--- EXTRACTED ENTRIES ---

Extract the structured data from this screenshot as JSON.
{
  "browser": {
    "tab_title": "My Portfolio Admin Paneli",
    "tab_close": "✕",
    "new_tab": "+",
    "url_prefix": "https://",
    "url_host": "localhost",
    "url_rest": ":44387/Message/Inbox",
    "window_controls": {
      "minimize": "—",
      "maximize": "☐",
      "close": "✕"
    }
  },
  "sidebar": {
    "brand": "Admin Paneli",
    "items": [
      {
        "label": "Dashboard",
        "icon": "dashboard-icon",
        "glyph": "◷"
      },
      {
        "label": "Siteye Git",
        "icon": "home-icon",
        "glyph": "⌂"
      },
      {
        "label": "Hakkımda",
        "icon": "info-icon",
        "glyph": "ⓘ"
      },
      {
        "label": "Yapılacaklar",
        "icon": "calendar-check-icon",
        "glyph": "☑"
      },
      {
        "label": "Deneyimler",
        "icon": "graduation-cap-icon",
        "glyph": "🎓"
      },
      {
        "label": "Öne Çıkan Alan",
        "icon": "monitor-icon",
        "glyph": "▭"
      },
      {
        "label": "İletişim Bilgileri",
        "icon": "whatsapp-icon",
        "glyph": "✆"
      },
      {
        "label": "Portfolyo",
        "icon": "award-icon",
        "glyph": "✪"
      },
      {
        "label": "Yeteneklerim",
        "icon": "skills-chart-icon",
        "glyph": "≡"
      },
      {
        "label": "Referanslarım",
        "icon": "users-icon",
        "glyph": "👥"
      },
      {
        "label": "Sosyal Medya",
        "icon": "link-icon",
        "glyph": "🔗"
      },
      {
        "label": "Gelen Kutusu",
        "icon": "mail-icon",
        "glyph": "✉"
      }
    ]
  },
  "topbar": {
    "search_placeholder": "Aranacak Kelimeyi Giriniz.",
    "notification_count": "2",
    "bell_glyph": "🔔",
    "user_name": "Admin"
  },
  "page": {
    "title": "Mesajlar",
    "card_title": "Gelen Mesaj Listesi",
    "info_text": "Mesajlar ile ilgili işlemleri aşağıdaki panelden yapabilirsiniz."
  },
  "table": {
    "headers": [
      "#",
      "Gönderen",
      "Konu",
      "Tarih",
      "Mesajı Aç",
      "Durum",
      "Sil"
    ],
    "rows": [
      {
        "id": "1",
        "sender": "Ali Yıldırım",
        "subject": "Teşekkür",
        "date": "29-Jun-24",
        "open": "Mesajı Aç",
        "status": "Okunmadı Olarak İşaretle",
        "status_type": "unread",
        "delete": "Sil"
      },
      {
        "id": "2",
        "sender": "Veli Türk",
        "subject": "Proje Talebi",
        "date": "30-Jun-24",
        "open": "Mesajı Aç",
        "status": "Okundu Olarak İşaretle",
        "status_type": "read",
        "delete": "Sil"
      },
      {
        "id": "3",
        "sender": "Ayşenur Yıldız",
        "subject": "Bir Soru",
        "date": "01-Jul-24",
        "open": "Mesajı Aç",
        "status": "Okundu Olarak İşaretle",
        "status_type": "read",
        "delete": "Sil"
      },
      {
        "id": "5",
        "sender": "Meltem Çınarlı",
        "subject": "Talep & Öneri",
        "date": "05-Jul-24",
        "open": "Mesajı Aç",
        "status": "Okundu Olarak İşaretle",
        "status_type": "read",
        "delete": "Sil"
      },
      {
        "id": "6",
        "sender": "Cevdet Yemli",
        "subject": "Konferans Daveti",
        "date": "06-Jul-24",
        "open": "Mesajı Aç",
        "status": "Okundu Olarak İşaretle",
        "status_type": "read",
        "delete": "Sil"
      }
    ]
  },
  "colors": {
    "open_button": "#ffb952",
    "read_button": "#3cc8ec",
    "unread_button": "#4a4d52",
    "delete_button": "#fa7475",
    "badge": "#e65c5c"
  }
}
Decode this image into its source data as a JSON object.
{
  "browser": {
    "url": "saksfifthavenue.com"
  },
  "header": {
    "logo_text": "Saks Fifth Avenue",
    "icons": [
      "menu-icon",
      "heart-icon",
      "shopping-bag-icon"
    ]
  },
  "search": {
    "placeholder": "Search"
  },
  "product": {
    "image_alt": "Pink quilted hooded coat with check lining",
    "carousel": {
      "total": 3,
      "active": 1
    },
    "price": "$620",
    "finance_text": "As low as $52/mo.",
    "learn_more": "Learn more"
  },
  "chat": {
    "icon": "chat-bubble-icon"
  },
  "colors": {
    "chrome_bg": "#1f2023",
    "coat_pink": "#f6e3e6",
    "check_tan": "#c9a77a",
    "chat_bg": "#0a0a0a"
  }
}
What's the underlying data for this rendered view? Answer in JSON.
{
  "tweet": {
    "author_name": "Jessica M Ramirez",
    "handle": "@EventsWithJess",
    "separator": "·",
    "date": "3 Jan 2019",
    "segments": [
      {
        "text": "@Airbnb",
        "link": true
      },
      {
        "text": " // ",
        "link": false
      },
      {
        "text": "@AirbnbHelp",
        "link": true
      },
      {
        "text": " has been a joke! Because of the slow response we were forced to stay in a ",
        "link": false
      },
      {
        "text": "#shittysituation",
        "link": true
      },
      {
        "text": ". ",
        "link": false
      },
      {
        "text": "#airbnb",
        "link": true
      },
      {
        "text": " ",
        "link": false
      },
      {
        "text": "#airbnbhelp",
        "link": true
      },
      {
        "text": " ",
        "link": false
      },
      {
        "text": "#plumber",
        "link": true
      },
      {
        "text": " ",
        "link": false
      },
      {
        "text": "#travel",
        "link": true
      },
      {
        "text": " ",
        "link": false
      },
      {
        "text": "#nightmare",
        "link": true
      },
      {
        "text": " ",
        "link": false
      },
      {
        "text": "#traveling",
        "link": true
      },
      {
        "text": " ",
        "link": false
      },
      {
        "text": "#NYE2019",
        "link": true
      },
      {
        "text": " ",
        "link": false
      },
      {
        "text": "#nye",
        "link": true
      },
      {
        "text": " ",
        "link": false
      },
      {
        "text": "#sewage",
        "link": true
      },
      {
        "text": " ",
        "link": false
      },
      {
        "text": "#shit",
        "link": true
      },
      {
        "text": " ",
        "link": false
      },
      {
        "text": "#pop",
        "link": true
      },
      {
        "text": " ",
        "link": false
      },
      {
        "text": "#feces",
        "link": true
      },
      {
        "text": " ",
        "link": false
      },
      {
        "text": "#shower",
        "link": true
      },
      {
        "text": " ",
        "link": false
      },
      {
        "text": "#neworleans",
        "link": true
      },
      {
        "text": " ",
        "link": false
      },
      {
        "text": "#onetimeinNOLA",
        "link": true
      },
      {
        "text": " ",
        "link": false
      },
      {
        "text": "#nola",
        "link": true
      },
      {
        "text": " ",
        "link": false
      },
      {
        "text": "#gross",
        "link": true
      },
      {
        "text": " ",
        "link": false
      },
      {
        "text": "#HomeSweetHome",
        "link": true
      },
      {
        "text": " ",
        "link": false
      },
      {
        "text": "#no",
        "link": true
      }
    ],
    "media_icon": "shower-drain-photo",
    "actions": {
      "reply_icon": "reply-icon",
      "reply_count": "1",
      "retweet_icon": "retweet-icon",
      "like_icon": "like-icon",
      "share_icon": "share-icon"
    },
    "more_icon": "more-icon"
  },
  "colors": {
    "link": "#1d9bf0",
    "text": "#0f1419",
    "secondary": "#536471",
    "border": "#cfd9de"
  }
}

---

EXERCISE: Copy all of the data. Keep every word exactly as it is.

RESULT:
Extract the structured data from this screenshot as JSON.
{
  "browser": {
    "tab_title": "My Portfolio Admin Paneli",
    "tab_close": "✕",
    "new_tab": "+",
    "url_prefix": "https://",
    "url_host": "localhost",
    "url_rest": ":44387/Message/Inbox",
    "window_controls": {
      "minimize": "—",
      "maximize": "☐",
      "close": "✕"
    }
  },
  "sidebar": {
    "brand": "Admin Paneli",
    "items": [
      {
        "label": "Dashboard",
        "icon": "dashboard-icon",
        "glyph": "◷"
      },
      {
        "label": "Siteye Git",
        "icon": "home-icon",
        "glyph": "⌂"
      },
      {
        "label": "Hakkımda",
        "icon": "info-icon",
        "glyph": "ⓘ"
      },
      {
        "label": "Yapılacaklar",
        "icon": "calendar-check-icon",
        "glyph": "☑"
      },
      {
        "label": "Deneyimler",
        "icon": "graduation-cap-icon",
        "glyph": "🎓"
      },
      {
        "label": "Öne Çıkan Alan",
        "icon": "monitor-icon",
        "glyph": "▭"
      },
      {
        "label": "İletişim Bilgileri",
        "icon": "whatsapp-icon",
        "glyph": "✆"
      },
      {
        "label": "Portfolyo",
        "icon": "award-icon",
        "glyph": "✪"
      },
      {
        "label": "Yeteneklerim",
        "icon": "skills-chart-icon",
        "glyph": "≡"
      },
      {
        "label": "Referanslarım",
        "icon": "users-icon",
        "glyph": "👥"
      },
      {
        "label": "Sosyal Medya",
        "icon": "link-icon",
        "glyph": "🔗"
      },
      {
        "label": "Gelen Kutusu",
        "icon": "mail-icon",
        "glyph": "✉"
      }
    ]
  },
  "topbar": {
    "search_placeholder": "Aranacak Kelimeyi Giriniz.",
    "notification_count": "2",
    "bell_glyph": "🔔",
    "user_name": "Admin"
  },
  "page": {
    "title": "Mesajlar",
    "card_title": "Gelen Mesaj Listesi",
    "info_text": "Mesajlar ile ilgili işlemleri aşağıdaki panelden yapabilirsiniz."
  },
  "table": {
    "headers": [
      "#",
      "Gönderen",
      "Konu",
      "Tarih",
      "Mesajı Aç",
      "Durum",
      "Sil"
    ],
    "rows": [
      {
        "id": "1",
        "sender": "Ali Yıldırım",
        "subject": "Teşekkür",
        "date": "29-Jun-24",
        "open": "Mesajı Aç",
        "status": "Okunmadı Olarak İşaretle",
        "status_type": "unread",
        "delete": "Sil"
      },
      {
        "id": "2",
        "sender": "Veli Türk",
        "subject": "Proje Talebi",
        "date": "30-Jun-24",
        "open": "Mesajı Aç",
        "status": "Okundu Olarak İşaretle",
        "status_type": "read",
        "delete": "Sil"
      },
      {
        "id": "3",
        "sender": "Ayşenur Yıldız",
        "subject": "Bir Soru",
        "date": "01-Jul-24",
        "open": "Mesajı Aç",
        "status": "Okundu Olarak İşaretle",
        "status_type": "read",
        "delete": "Sil"
      },
      {
        "id": "5",
        "sender": "Meltem Çınarlı",
        "subject": "Talep & Öneri",
        "date": "05-Jul-24",
        "open": "Mesajı Aç",
        "status": "Okundu Olarak İşaretle",
        "status_type": "read",
        "delete": "Sil"
      },
      {
        "id": "6",
        "sender": "Cevdet Yemli",
        "subject": "Konferans Daveti",
        "date": "06-Jul-24",
        "open": "Mesajı Aç",
        "status": "Okundu Olarak İşaretle",
        "status_type": "read",
        "delete": "Sil"
      }
    ]
  },
  "colors": {
    "open_button": "#ffb952",
    "read_button": "#3cc8ec",
    "unread_button": "#4a4d52",
    "delete_button": "#fa7475",
    "badge": "#e65c5c"
  }
}
Decode this image into its source data as a JSON object.
{
  "browser": {
    "url": "saksfifthavenue.com"
  },
  "header": {
    "logo_text": "Saks Fifth Avenue",
    "icons": [
      "menu-icon",
      "heart-icon",
      "shopping-bag-icon"
    ]
  },
  "search": {
    "placeholder": "Search"
  },
  "product": {
    "image_alt": "Pink quilted hooded coat with check lining",
    "carousel": {
      "total": 3,
      "active": 1
    },
    "price": "$620",
    "finance_text": "As low as $52/mo.",
    "learn_more": "Learn more"
  },
  "chat": {
    "icon": "chat-bubble-icon"
  },
  "colors": {
    "chrome_bg": "#1f2023",
    "coat_pink": "#f6e3e6",
    "check_tan": "#c9a77a",
    "chat_bg": "#0a0a0a"
  }
}
What's the underlying data for this rendered view? Answer in JSON.
{
  "tweet": {
    "author_name": "Jessica M Ramirez",
    "handle": "@EventsWithJess",
    "separator": "·",
    "date": "3 Jan 2019",
    "segments": [
      {
        "text": "@Airbnb",
        "link": true
      },
      {
        "text": " // ",
        "link": false
      },
      {
        "text": "@AirbnbHelp",
        "link": true
      },
      {
        "text": " has been a joke! Because of the slow response we were forced to stay in a ",
        "link": false
      },
      {
        "text": "#shittysituation",
        "link": true
      },
      {
        "text": ". ",
        "link": false
      },
      {
        "text": "#airbnb",
        "link": true
      },
      {
        "text": " ",
        "link": false
      },
      {
        "text": "#airbnbhelp",
        "link": true
      },
      {
        "text": " ",
        "link": false
      },
      {
        "text": "#plumber",
        "link": true
      },
      {
        "text": " ",
        "link": false
      },
      {
        "text": "#travel",
        "link": true
      },
      {
        "text": " ",
        "link": false
      },
      {
        "text": "#nightmare",
        "link": true
      },
      {
        "text": " ",
        "link": false
      },
      {
        "text": "#traveling",
        "link": true
      },
      {
        "text": " ",
        "link": false
      },
      {
        "text": "#NYE2019",
        "link": true
      },
      {
        "text": " ",
        "link": false
      },
      {
        "text": "#nye",
        "link": true
      },
      {
        "text": " ",
        "link": false
      },
      {
        "text": "#sewage",
        "link": true
      },
      {
        "text": " ",
        "link": false
      },
      {
        "text": "#shit",
        "link": true
      },
      {
        "text": " ",
        "link": false
      },
      {
        "text": "#pop",
        "link": true
      },
      {
        "text": " ",
        "link": false
      },
      {
        "text": "#feces",
        "link": true
      },
      {
        "text": " ",
        "link": false
      },
      {
        "text": "#shower",
        "link": true
      },
      {
        "text": " ",
        "link": false
      },
      {
        "text": "#neworleans",
        "link": true
      },
      {
        "text": " ",
        "link": false
      },
      {
        "text": "#onetimeinNOLA",
        "link": true
      },
      {
        "text": " ",
        "link": false
      },
      {
        "text": "#nola",
        "link": true
      },
      {
        "text": " ",
        "link": false
      },
      {
        "text": "#gross",
        "link": true
      },
      {
        "text": " ",
        "link": false
      },
      {
        "text": "#HomeSweetHome",
        "link": true
      },
      {
        "text": " ",
        "link": false
      },
      {
        "text": "#no",
        "link": true
      }
    ],
    "media_icon": "shower-drain-photo",
    "actions": {
      "reply_icon": "reply-icon",
      "reply_count": "1",
      "retweet_icon": "retweet-icon",
      "like_icon": "like-icon",
      "share_icon": "share-icon"
    },
    "more_icon": "more-icon"
  },
  "colors": {
    "link": "#1d9bf0",
    "text": "#0f1419",
    "secondary": "#536471",
    "border": "#cfd9de"
  }
}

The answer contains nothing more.